- [Work to be completed] Retype the whole listing verbatim and keep the pictures out of it.

- [Given records]

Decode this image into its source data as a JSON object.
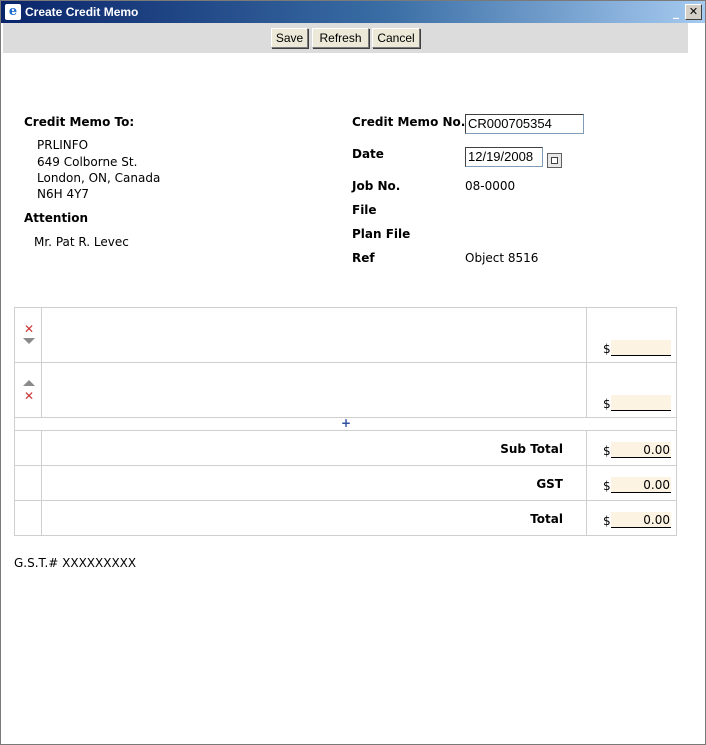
{
  "window": {
    "title": "Create Credit Memo",
    "minimize": "_",
    "close": "✕"
  },
  "toolbar": {
    "save_label": "Save",
    "refresh_label": "Refresh",
    "cancel_label": "Cancel"
  },
  "bill_to": {
    "heading": "Credit Memo To:",
    "lines": [
      "PRLINFO",
      "649 Colborne St.",
      "London, ON, Canada",
      "N6H 4Y7"
    ],
    "attention_label": "Attention",
    "attention_value": "Mr. Pat R. Levec"
  },
  "memo": {
    "number_label": "Credit Memo No.",
    "number_value": "CR000705354",
    "date_label": "Date",
    "date_value": "12/19/2008",
    "job_label": "Job No.",
    "job_value": "08-0000",
    "file_label": "File",
    "plan_file_label": "Plan File",
    "ref_label": "Ref",
    "ref_value": "Object 8516"
  },
  "lines": {
    "currency": "$",
    "add_symbol": "+",
    "remove_symbol": "✕",
    "items": [
      {
        "amount": ""
      },
      {
        "amount": ""
      }
    ]
  },
  "totals": {
    "subtotal_label": "Sub Total",
    "subtotal_value": "0.00",
    "gst_label": "GST",
    "gst_value": "0.00",
    "total_label": "Total",
    "total_value": "0.00"
  },
  "footer": {
    "gst_number": "G.S.T.# XXXXXXXXX"
  },
  "colors": {
    "amount_bg": "#fdf3e2",
    "title_start": "#0a246a",
    "remove_icon": "#cc3333"
  }
}
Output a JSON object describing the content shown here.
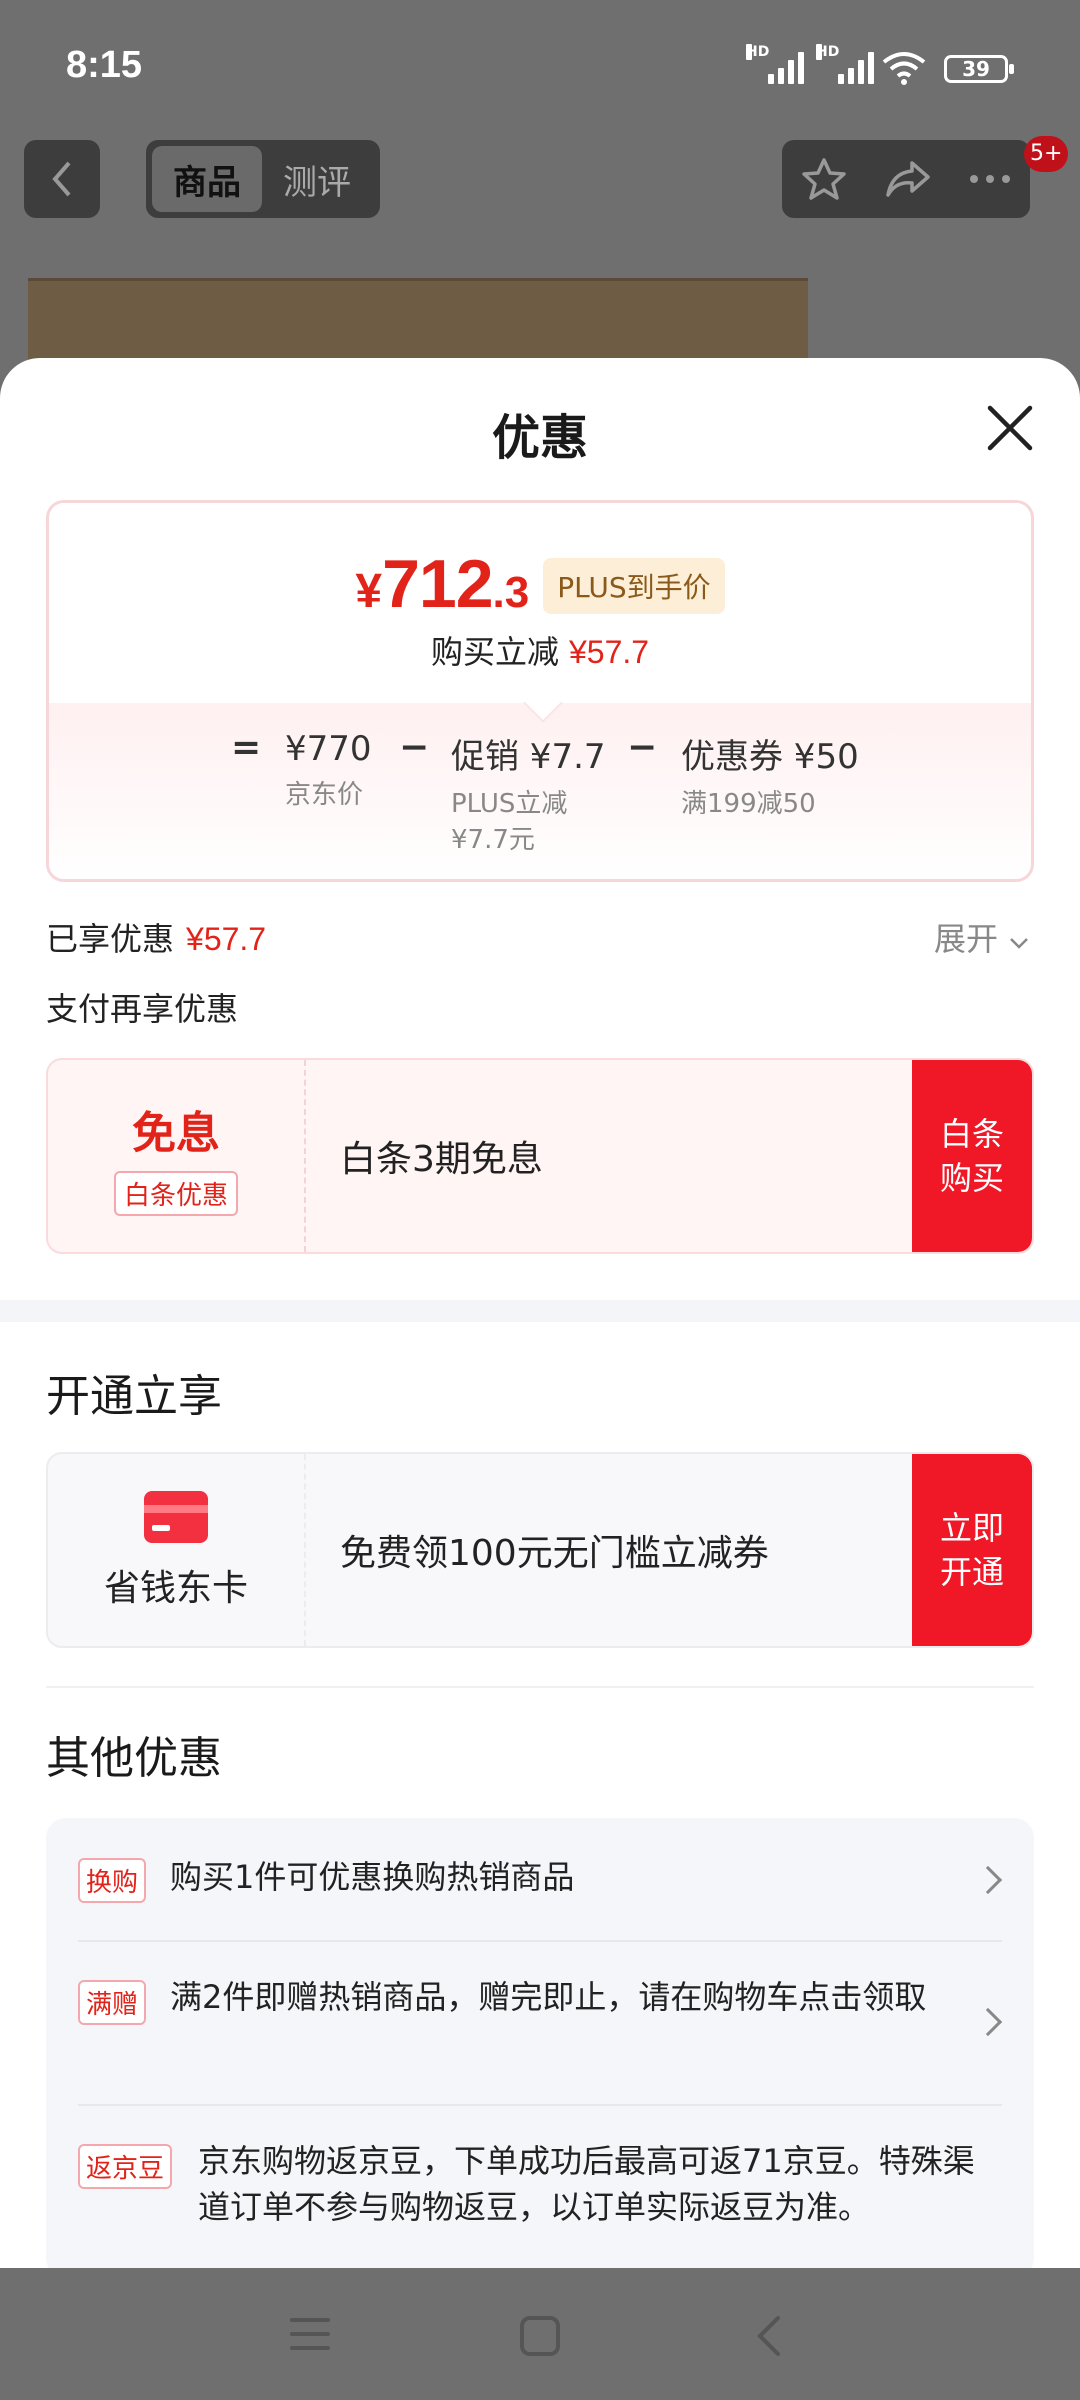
{
  "status_bar": {
    "time": "8:15",
    "battery": "39",
    "signal_label": "HD"
  },
  "top_nav": {
    "tabs": [
      {
        "label": "商品"
      },
      {
        "label": "测评"
      }
    ],
    "cart_badge": "5+"
  },
  "sheet": {
    "title": "优惠",
    "price": {
      "currency": "¥",
      "integer": "712",
      "decimal": ".3",
      "tag": "PLUS到手价",
      "reduce_label": "购买立减",
      "reduce_value": "¥57.7"
    },
    "formula": {
      "equals": "=",
      "minus": "−",
      "items": [
        {
          "main": "¥770",
          "sub": "京东价"
        },
        {
          "main": "促销 ¥7.7",
          "sub": "PLUS立减\n¥7.7元"
        },
        {
          "main": "优惠券 ¥50",
          "sub": "满199减50"
        }
      ]
    },
    "enjoyed": {
      "label": "已享优惠",
      "value": "¥57.7",
      "expand": "展开"
    },
    "pay_more": "支付再享优惠",
    "baitiao_card": {
      "title": "免息",
      "tag": "白条优惠",
      "text": "白条3期免息",
      "button": "白条\n购买"
    },
    "open_section": {
      "title": "开通立享",
      "card": {
        "name": "省钱东卡",
        "text": "免费领100元无门槛立减券",
        "button": "立即\n开通"
      }
    },
    "other_section": {
      "title": "其他优惠",
      "items": [
        {
          "tag": "换购",
          "text": "购买1件可优惠换购热销商品"
        },
        {
          "tag": "满赠",
          "text": "满2件即赠热销商品，赠完即止，请在购物车点击领取"
        },
        {
          "tag": "返京豆",
          "text": "京东购物返京豆，下单成功后最高可返71京豆。特殊渠道订单不参与购物返豆，以订单实际返豆为准。"
        }
      ]
    }
  },
  "colors": {
    "accent": "#e2231a",
    "button_red": "#f01727",
    "plus_tag_bg": "#fdeed7"
  }
}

- [Task response]
Decode this image into its source data as a JSON object.
{
  "window": {
    "title": "Create Credit Memo",
    "minimize": "_",
    "close": "✕"
  },
  "toolbar": {
    "save_label": "Save",
    "refresh_label": "Refresh",
    "cancel_label": "Cancel"
  },
  "bill_to": {
    "heading": "Credit Memo To:",
    "lines": [
      "PRLINFO",
      "649 Colborne St.",
      "London, ON, Canada",
      "N6H 4Y7"
    ],
    "attention_label": "Attention",
    "attention_value": "Mr. Pat R. Levec"
  },
  "memo": {
    "number_label": "Credit Memo No.",
    "number_value": "CR000705354",
    "date_label": "Date",
    "date_value": "12/19/2008",
    "job_label": "Job No.",
    "job_value": "08-0000",
    "file_label": "File",
    "plan_file_label": "Plan File",
    "ref_label": "Ref",
    "ref_value": "Object 8516"
  },
  "lines": {
    "currency": "$",
    "add_symbol": "+",
    "remove_symbol": "✕",
    "items": [
      {
        "amount": ""
      },
      {
        "amount": ""
      }
    ]
  },
  "totals": {
    "subtotal_label": "Sub Total",
    "subtotal_value": "0.00",
    "gst_label": "GST",
    "gst_value": "0.00",
    "total_label": "Total",
    "total_value": "0.00"
  },
  "footer": {
    "gst_number": "G.S.T.# XXXXXXXXX"
  },
  "colors": {
    "amount_bg": "#fdf3e2",
    "title_start": "#0a246a",
    "remove_icon": "#cc3333"
  }
}
Output a JSON object describing the content shown here.
{
  "status_bar": {
    "time": "8:15",
    "battery": "39",
    "signal_label": "HD"
  },
  "top_nav": {
    "tabs": [
      {
        "label": "商品"
      },
      {
        "label": "测评"
      }
    ],
    "cart_badge": "5+"
  },
  "sheet": {
    "title": "优惠",
    "price": {
      "currency": "¥",
      "integer": "712",
      "decimal": ".3",
      "tag": "PLUS到手价",
      "reduce_label": "购买立减",
      "reduce_value": "¥57.7"
    },
    "formula": {
      "equals": "=",
      "minus": "−",
      "items": [
        {
          "main": "¥770",
          "sub": "京东价"
        },
        {
          "main": "促销 ¥7.7",
          "sub": "PLUS立减\n¥7.7元"
        },
        {
          "main": "优惠券 ¥50",
          "sub": "满199减50"
        }
      ]
    },
    "enjoyed": {
      "label": "已享优惠",
      "value": "¥57.7",
      "expand": "展开"
    },
    "pay_more": "支付再享优惠",
    "baitiao_card": {
      "title": "免息",
      "tag": "白条优惠",
      "text": "白条3期免息",
      "button": "白条\n购买"
    },
    "open_section": {
      "title": "开通立享",
      "card": {
        "name": "省钱东卡",
        "text": "免费领100元无门槛立减券",
        "button": "立即\n开通"
      }
    },
    "other_section": {
      "title": "其他优惠",
      "items": [
        {
          "tag": "换购",
          "text": "购买1件可优惠换购热销商品"
        },
        {
          "tag": "满赠",
          "text": "满2件即赠热销商品，赠完即止，请在购物车点击领取"
        },
        {
          "tag": "返京豆",
          "text": "京东购物返京豆，下单成功后最高可返71京豆。特殊渠道订单不参与购物返豆，以订单实际返豆为准。"
        }
      ]
    }
  },
  "colors": {
    "accent": "#e2231a",
    "button_red": "#f01727",
    "plus_tag_bg": "#fdeed7"
  }
}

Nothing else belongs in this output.